**To be done**
Transcribe the records exactly from the line with "Extract all readable text from this page." to the end, both included.
[Start Dataset records]
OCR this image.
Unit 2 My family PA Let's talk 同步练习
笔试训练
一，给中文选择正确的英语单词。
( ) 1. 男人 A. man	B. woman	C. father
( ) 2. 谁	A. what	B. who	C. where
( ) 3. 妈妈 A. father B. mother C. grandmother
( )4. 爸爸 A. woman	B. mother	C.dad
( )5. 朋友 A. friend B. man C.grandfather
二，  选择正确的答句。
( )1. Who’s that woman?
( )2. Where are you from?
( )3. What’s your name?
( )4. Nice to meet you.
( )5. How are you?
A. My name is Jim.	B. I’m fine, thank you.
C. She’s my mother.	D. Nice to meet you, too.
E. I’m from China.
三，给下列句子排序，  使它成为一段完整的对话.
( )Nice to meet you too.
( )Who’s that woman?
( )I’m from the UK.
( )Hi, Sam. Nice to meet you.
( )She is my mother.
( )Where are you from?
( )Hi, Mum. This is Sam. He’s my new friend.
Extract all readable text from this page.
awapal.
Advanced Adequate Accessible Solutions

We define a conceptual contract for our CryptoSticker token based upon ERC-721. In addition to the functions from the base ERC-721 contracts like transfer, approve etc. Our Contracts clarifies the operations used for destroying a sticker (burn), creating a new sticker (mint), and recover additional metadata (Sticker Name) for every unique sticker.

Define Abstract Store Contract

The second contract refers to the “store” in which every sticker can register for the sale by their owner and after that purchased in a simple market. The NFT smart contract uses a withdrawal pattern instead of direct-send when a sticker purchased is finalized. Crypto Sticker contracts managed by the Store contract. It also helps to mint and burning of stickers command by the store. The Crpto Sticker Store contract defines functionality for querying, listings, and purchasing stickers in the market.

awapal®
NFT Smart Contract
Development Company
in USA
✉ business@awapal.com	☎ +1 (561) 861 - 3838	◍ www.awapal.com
[End Dataset records]
**Finished exercise**
Extract all readable text from this page.
awapal.
Advanced Adequate Accessible Solutions

We define a conceptual contract for our CryptoSticker token based upon ERC-721. In addition to the functions from the base ERC-721 contracts like transfer, approve etc. Our Contracts clarifies the operations used for destroying a sticker (burn), creating a new sticker (mint), and recover additional metadata (Sticker Name) for every unique sticker.

Define Abstract Store Contract

The second contract refers to the “store” in which every sticker can register for the sale by their owner and after that purchased in a simple market. The NFT smart contract uses a withdrawal pattern instead of direct-send when a sticker purchased is finalized. Crypto Sticker contracts managed by the Store contract. It also helps to mint and burning of stickers command by the store. The Crpto Sticker Store contract defines functionality for querying, listings, and purchasing stickers in the market.

awapal®
NFT Smart Contract
Development Company
in USA
✉ business@awapal.com	☎ +1 (561) 861 - 3838	◍ www.awapal.com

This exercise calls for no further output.